WHAT YOU NEED TO DO:
A – Decide whether each statement below agrees with the Drupal.org text, answering yes or no and quoting the exact words of the text that settle it: (i) Drupal.org is a single website. (ii) Some areas of the site serve Learners by offering support and documentation. (iii) Bug reports in the issue queues are one source of initiatives.
B – Pick up the Drupal.org text after its final line and write what comes next.

PROVIDED TEXT:
[Begin]

Drupal.org is more than a single website. It's made up of a number of sites and services that all together create the home of the Drupal community. Depending on where you are in the *.Drupal.org ecosystem, the features and content may be targeted at very different user personas. Some areas of the site are targeted at Learners: providing support, documentation, and helping them find modules and themes. Other areas of the site are heavily oriented towards Expert users: providing Git repositories, releases, issue management, code testing. Still other parts of Drupal.org are consumed purely by other servers hosting Drupal websites, such as the updates system, and the Drupal.org APIs.

With such a diverse collection of sites, content, services, and users it can be difficult to prioritize what area of the site needs to be improved next. The Drupal Association must focus on a few key priorities at a time that we feel will have the maximum impact on the Drupal community and ecosystem.

Where do initiatives come from?

Ultimately, every initiative to improve Drupal.org stems from the needs of the community. But as we've seen above - the community is much larger than its component parts. These are just a few of the places that our initiatives come from:

  • User research
  • Initiatives proposed directly by members of the community
  • Requests from the Drupal Core maintainers
  • Directives from the Board of Directors of the Drupal Association
  • Initiatives and tasks sustaining support and maintenance
  • Bug reports in the issue queues
  • Monetization initiatives to fund Drupal Association operations

How are initiatives prioritized?

[End]

ENTRIES SUPPLIED:
[Begin]

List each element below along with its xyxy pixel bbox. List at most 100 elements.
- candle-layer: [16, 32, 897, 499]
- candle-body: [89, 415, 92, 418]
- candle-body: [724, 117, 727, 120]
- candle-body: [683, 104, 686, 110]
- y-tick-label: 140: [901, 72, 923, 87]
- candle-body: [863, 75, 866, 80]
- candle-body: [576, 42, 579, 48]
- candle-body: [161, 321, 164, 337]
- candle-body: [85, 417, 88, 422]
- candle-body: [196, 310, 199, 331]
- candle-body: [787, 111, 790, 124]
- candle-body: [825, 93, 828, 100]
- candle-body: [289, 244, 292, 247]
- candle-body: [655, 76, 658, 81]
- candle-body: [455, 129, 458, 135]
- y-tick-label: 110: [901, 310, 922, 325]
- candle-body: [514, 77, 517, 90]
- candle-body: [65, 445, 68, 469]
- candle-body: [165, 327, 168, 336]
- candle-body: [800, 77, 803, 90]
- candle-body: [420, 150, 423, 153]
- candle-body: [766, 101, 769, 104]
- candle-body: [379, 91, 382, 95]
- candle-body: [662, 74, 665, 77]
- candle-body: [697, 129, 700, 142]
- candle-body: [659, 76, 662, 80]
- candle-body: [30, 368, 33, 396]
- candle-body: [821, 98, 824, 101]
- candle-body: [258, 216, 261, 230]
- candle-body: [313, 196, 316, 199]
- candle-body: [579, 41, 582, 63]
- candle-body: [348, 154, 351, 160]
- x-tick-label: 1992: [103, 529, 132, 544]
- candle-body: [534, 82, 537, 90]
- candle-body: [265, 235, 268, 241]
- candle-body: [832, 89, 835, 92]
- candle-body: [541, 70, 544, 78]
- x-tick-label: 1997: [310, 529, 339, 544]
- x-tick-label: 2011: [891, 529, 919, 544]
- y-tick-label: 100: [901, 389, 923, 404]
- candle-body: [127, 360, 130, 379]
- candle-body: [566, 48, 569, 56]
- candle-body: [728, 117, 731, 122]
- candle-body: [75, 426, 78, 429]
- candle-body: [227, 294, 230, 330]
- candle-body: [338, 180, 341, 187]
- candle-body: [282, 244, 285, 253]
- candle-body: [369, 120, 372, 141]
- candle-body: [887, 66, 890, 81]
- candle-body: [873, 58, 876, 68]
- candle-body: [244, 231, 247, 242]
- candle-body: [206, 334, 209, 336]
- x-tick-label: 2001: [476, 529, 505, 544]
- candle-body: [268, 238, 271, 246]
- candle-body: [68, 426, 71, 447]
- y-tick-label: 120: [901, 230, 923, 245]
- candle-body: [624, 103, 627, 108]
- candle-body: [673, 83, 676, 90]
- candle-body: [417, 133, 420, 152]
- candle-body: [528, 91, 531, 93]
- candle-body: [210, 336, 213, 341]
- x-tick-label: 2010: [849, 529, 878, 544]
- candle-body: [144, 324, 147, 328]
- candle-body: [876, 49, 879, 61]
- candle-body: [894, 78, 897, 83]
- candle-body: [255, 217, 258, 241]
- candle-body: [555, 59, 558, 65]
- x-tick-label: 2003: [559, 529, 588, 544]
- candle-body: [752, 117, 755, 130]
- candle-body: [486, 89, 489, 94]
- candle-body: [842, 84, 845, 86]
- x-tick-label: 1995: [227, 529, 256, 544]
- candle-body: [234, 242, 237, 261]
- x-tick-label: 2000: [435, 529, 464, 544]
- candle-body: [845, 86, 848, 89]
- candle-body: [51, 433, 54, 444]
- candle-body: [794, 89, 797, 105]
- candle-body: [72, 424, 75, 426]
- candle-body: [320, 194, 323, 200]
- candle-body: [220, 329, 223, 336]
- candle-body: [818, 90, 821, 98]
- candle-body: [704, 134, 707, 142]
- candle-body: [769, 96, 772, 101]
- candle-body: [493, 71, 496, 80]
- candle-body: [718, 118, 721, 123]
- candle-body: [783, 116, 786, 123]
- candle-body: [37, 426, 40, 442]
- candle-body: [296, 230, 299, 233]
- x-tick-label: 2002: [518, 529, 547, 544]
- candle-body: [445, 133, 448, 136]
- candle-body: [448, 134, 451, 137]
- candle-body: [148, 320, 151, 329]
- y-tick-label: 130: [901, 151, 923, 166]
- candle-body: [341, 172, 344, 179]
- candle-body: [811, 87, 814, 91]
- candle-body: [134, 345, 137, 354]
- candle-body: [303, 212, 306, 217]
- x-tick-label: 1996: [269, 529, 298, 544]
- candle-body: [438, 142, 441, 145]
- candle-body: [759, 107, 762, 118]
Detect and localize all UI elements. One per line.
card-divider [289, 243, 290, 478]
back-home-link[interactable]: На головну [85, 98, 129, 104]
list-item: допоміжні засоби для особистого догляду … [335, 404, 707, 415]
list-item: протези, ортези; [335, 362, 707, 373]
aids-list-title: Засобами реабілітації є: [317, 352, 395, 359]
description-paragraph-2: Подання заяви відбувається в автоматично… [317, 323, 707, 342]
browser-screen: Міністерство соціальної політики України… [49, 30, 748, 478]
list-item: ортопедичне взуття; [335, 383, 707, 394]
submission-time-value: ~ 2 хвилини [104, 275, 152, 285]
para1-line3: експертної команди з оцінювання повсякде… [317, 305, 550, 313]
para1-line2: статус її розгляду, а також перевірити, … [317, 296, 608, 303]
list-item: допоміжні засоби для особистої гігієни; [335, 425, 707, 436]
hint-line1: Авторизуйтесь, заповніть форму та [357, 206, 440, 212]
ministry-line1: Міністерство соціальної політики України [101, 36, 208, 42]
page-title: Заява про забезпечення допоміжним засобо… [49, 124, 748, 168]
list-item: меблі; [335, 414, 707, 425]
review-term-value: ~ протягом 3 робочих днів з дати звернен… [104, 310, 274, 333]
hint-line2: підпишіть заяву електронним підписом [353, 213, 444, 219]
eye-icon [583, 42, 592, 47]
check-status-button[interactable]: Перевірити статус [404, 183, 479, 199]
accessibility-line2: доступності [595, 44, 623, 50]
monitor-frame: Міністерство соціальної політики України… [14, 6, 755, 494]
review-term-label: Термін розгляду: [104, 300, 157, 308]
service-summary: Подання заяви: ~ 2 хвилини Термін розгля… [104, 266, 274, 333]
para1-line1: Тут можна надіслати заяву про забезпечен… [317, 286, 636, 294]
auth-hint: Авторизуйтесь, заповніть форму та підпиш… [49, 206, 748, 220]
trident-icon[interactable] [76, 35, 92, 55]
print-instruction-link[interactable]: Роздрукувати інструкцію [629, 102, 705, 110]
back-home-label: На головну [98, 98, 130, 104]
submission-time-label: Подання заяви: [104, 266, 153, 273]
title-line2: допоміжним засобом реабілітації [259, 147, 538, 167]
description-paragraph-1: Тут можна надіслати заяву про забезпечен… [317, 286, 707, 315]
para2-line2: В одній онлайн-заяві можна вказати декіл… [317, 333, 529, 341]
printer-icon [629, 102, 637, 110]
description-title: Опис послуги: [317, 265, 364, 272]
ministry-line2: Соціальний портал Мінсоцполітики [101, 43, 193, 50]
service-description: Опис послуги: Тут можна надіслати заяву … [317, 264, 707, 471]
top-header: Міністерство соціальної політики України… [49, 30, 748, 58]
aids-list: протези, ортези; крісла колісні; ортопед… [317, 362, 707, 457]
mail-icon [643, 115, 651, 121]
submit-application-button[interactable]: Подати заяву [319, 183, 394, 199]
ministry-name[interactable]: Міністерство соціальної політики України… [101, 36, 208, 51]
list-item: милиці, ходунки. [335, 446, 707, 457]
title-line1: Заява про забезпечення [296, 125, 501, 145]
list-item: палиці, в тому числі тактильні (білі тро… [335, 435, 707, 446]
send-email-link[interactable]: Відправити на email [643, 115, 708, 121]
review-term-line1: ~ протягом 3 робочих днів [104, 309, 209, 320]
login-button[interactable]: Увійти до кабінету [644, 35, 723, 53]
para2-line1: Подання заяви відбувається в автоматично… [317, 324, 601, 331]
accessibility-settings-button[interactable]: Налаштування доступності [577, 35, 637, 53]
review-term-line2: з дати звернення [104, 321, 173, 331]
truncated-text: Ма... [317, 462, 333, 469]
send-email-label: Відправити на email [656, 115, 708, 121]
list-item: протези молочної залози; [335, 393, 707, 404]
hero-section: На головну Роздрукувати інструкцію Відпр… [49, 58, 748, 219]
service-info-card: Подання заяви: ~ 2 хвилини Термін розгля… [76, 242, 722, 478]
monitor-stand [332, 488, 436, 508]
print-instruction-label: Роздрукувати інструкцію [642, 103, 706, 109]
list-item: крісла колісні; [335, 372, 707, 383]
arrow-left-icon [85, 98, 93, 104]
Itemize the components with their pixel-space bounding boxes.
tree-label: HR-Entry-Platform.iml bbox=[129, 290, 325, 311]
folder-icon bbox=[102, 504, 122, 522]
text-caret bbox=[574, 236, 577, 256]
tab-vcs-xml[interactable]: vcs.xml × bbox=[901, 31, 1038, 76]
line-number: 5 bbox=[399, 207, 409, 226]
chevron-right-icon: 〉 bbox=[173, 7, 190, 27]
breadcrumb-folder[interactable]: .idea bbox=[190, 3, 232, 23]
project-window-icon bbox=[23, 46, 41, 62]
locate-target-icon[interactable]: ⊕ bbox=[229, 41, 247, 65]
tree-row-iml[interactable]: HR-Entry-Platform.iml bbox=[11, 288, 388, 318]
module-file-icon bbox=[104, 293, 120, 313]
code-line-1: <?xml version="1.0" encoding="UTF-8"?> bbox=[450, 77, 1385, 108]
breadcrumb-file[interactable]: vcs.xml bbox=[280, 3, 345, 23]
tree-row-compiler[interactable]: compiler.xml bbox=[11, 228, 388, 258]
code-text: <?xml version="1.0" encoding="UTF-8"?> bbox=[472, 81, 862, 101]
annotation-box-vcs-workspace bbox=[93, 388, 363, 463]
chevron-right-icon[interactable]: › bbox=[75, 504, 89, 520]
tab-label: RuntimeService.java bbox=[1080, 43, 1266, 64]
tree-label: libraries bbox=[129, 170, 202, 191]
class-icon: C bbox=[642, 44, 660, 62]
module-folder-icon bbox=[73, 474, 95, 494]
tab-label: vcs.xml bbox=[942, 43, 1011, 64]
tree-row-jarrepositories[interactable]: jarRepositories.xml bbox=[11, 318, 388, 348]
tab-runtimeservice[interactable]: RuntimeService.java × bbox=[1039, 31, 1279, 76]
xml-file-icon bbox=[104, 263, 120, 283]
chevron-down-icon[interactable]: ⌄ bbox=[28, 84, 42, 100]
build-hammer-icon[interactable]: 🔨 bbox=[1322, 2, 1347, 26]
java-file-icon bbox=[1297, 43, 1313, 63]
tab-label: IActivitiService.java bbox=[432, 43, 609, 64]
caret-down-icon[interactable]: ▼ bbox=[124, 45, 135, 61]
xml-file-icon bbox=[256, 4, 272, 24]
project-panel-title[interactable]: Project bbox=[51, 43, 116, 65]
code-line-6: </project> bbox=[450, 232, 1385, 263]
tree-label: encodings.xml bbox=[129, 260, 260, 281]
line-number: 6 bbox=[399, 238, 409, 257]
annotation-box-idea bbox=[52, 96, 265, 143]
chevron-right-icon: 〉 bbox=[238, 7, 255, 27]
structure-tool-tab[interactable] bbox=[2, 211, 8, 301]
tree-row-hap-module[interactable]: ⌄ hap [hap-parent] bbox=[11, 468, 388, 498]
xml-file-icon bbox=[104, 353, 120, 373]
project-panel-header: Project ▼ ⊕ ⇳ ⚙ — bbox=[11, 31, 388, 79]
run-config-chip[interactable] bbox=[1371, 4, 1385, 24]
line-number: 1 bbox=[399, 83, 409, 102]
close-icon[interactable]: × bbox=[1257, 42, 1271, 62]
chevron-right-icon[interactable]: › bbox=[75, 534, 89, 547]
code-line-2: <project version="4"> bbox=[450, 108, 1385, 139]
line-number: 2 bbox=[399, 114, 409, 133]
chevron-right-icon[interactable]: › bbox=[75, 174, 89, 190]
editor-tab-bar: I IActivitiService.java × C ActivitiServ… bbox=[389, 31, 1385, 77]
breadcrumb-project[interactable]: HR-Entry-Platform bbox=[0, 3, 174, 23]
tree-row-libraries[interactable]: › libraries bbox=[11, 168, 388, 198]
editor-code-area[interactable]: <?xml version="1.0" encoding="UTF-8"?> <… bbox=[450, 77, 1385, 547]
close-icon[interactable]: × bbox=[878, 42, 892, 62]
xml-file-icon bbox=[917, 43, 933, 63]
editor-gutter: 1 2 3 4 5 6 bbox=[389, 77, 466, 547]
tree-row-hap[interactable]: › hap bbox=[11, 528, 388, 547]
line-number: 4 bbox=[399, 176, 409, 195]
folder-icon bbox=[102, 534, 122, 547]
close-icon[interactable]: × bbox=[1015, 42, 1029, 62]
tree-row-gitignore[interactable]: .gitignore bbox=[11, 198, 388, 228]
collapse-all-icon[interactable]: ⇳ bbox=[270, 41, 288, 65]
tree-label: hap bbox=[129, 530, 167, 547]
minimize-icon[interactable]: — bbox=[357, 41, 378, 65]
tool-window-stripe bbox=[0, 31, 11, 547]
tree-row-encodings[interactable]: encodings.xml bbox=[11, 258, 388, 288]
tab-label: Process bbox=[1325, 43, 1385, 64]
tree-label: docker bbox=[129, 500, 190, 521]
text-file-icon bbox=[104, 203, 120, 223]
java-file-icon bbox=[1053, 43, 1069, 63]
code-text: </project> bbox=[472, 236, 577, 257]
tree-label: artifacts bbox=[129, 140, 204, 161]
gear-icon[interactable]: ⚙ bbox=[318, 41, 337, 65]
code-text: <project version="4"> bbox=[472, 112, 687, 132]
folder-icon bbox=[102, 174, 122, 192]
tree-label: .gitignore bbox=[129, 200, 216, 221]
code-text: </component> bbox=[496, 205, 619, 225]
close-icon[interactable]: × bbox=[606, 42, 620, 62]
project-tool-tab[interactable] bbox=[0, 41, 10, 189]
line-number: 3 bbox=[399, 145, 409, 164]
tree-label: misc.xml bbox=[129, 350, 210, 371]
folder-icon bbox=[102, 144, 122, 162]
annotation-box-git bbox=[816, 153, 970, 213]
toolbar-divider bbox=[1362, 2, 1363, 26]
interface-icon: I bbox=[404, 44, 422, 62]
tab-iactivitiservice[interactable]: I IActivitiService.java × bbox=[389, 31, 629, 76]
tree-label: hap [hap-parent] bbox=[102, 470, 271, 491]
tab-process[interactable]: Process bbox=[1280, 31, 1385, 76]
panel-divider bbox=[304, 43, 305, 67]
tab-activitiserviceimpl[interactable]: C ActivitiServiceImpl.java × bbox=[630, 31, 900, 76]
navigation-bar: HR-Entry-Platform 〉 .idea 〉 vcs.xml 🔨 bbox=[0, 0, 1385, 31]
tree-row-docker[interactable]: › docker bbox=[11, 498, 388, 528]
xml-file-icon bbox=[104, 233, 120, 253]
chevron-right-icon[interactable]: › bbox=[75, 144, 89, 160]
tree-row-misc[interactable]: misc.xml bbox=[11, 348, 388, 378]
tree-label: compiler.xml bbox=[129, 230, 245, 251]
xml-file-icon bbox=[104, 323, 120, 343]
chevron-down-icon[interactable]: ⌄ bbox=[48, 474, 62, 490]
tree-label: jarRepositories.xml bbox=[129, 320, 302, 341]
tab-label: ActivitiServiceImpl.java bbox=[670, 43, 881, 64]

[End]

RESPONSES:
A –
(i) No: "Drupal.org is more than a single website."
(ii) Yes: "Some areas of the site are targeted at Learners: providing support, documentation, and helping them find modules and themes."
(iii) Yes: "Bug reports in the issue queues"

B –
This is the hard part. Every single initiative is valuable. Some initiatives affect every user of Drupal.org. Other initiatives only affect a small sub-set, like the core maintainers, but they enable faster, more efficient development of Drupal itself. Association staff must weigh the impact of the initiative against the breadth of the audience that will be affected and against the estimation of how much work and how much time it will take.

We use a number of inputs to our prioritization process: community demand, consultation with key community members, input from the board, etc. We take all of these factors and use methods like the Six Sigma weighted prioritization matrix to decide what to work on next.

How can I get involved?

If you are interested in helping move the Drupal.org roadmap forward, you can do so in a few ways. Start by taking a look at our current roadmap, to see what work is prioritized and what is upcoming.

Once you are familiar with the current work, there are two ways to get involved:

Learn about Volunteering

Learn about Community Initiatives


The Drupal.org Roadmap is updated by the Drupal Association staff with the input from the community and the Drupal Association Board. The roadmap is reviewed on a quarterly basis. To keep up with this work, visit the initiative issues listed, subscribe to our change notifications, and follow @drupal_org on Twitter.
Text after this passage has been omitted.